TASK DESCRIPTION >>
Entries follow. Set all of them down as they stand.

Records from a data source >>
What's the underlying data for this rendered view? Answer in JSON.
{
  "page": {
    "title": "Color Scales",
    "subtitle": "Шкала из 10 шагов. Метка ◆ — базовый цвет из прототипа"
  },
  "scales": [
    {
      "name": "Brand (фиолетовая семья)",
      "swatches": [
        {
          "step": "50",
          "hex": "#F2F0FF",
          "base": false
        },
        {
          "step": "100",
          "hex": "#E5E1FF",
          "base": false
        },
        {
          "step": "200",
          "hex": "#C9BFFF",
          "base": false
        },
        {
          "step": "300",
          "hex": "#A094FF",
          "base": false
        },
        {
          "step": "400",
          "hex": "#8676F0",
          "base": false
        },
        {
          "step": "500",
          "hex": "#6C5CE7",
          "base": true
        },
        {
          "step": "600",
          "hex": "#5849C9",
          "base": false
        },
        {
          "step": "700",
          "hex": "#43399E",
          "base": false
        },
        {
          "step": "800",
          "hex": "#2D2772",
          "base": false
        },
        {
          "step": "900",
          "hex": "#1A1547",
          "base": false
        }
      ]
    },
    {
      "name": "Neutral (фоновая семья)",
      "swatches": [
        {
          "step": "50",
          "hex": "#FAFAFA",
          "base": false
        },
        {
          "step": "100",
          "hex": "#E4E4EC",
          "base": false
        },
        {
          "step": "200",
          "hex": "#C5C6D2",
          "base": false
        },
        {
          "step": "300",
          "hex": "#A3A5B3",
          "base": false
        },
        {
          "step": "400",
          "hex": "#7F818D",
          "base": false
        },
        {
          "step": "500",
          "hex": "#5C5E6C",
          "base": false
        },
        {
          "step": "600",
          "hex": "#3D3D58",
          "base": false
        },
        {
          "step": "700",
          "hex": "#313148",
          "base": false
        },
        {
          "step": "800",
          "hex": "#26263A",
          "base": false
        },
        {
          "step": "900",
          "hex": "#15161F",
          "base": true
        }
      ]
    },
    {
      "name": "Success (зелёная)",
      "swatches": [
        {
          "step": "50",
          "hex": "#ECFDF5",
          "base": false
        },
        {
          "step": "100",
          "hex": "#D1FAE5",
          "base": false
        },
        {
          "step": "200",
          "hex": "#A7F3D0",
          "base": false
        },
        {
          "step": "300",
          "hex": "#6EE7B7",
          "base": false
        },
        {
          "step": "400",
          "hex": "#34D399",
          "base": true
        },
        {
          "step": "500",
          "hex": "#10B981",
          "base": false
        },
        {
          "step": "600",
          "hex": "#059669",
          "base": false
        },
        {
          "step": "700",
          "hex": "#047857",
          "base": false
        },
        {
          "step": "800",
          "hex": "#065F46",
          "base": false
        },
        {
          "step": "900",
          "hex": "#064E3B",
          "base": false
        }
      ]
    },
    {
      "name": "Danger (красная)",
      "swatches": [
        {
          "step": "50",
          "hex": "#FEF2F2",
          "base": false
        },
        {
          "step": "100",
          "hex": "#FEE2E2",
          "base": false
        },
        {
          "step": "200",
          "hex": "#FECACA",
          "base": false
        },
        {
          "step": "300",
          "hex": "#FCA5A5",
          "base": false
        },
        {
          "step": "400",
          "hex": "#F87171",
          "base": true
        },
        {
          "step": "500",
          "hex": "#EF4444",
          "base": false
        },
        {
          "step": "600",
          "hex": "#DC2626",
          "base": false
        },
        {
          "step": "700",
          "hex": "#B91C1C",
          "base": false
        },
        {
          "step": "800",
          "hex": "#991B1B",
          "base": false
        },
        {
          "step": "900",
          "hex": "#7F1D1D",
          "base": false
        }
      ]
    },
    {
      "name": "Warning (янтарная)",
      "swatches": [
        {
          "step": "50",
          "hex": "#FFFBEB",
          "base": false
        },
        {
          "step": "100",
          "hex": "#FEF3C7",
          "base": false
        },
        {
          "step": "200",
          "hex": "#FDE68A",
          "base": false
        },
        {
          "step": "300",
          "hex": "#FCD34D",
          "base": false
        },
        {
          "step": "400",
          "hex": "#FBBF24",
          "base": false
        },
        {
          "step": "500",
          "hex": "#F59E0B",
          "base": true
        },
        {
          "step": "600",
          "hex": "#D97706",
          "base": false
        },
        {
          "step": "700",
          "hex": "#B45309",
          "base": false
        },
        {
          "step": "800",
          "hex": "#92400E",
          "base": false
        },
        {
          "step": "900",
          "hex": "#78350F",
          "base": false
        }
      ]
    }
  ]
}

CORRECT RESULT >>
What's the underlying data for this rendered view? Answer in JSON.
{
  "page": {
    "title": "Color Scales",
    "subtitle": "Шкала из 10 шагов. Метка ◆ — базовый цвет из прототипа"
  },
  "scales": [
    {
      "name": "Brand (фиолетовая семья)",
      "swatches": [
        {
          "step": "50",
          "hex": "#F2F0FF",
          "base": false
        },
        {
          "step": "100",
          "hex": "#E5E1FF",
          "base": false
        },
        {
          "step": "200",
          "hex": "#C9BFFF",
          "base": false
        },
        {
          "step": "300",
          "hex": "#A094FF",
          "base": false
        },
        {
          "step": "400",
          "hex": "#8676F0",
          "base": false
        },
        {
          "step": "500",
          "hex": "#6C5CE7",
          "base": true
        },
        {
          "step": "600",
          "hex": "#5849C9",
          "base": false
        },
        {
          "step": "700",
          "hex": "#43399E",
          "base": false
        },
        {
          "step": "800",
          "hex": "#2D2772",
          "base": false
        },
        {
          "step": "900",
          "hex": "#1A1547",
          "base": false
        }
      ]
    },
    {
      "name": "Neutral (фоновая семья)",
      "swatches": [
        {
          "step": "50",
          "hex": "#FAFAFA",
          "base": false
        },
        {
          "step": "100",
          "hex": "#E4E4EC",
          "base": false
        },
        {
          "step": "200",
          "hex": "#C5C6D2",
          "base": false
        },
        {
          "step": "300",
          "hex": "#A3A5B3",
          "base": false
        },
        {
          "step": "400",
          "hex": "#7F818D",
          "base": false
        },
        {
          "step": "500",
          "hex": "#5C5E6C",
          "base": false
        },
        {
          "step": "600",
          "hex": "#3D3D58",
          "base": false
        },
        {
          "step": "700",
          "hex": "#313148",
          "base": false
        },
        {
          "step": "800",
          "hex": "#26263A",
          "base": false
        },
        {
          "step": "900",
          "hex": "#15161F",
          "base": true
        }
      ]
    },
    {
      "name": "Success (зелёная)",
      "swatches": [
        {
          "step": "50",
          "hex": "#ECFDF5",
          "base": false
        },
        {
          "step": "100",
          "hex": "#D1FAE5",
          "base": false
        },
        {
          "step": "200",
          "hex": "#A7F3D0",
          "base": false
        },
        {
          "step": "300",
          "hex": "#6EE7B7",
          "base": false
        },
        {
          "step": "400",
          "hex": "#34D399",
          "base": true
        },
        {
          "step": "500",
          "hex": "#10B981",
          "base": false
        },
        {
          "step": "600",
          "hex": "#059669",
          "base": false
        },
        {
          "step": "700",
          "hex": "#047857",
          "base": false
        },
        {
          "step": "800",
          "hex": "#065F46",
          "base": false
        },
        {
          "step": "900",
          "hex": "#064E3B",
          "base": false
        }
      ]
    },
    {
      "name": "Danger (красная)",
      "swatches": [
        {
          "step": "50",
          "hex": "#FEF2F2",
          "base": false
        },
        {
          "step": "100",
          "hex": "#FEE2E2",
          "base": false
        },
        {
          "step": "200",
          "hex": "#FECACA",
          "base": false
        },
        {
          "step": "300",
          "hex": "#FCA5A5",
          "base": false
        },
        {
          "step": "400",
          "hex": "#F87171",
          "base": true
        },
        {
          "step": "500",
          "hex": "#EF4444",
          "base": false
        },
        {
          "step": "600",
          "hex": "#DC2626",
          "base": false
        },
        {
          "step": "700",
          "hex": "#B91C1C",
          "base": false
        },
        {
          "step": "800",
          "hex": "#991B1B",
          "base": false
        },
        {
          "step": "900",
          "hex": "#7F1D1D",
          "base": false
        }
      ]
    },
    {
      "name": "Warning (янтарная)",
      "swatches": [
        {
          "step": "50",
          "hex": "#FFFBEB",
          "base": false
        },
        {
          "step": "100",
          "hex": "#FEF3C7",
          "base": false
        },
        {
          "step": "200",
          "hex": "#FDE68A",
          "base": false
        },
        {
          "step": "300",
          "hex": "#FCD34D",
          "base": false
        },
        {
          "step": "400",
          "hex": "#FBBF24",
          "base": false
        },
        {
          "step": "500",
          "hex": "#F59E0B",
          "base": true
        },
        {
          "step": "600",
          "hex": "#D97706",
          "base": false
        },
        {
          "step": "700",
          "hex": "#B45309",
          "base": false
        },
        {
          "step": "800",
          "hex": "#92400E",
          "base": false
        },
        {
          "step": "900",
          "hex": "#78350F",
          "base": false
        }
      ]
    }
  ]
}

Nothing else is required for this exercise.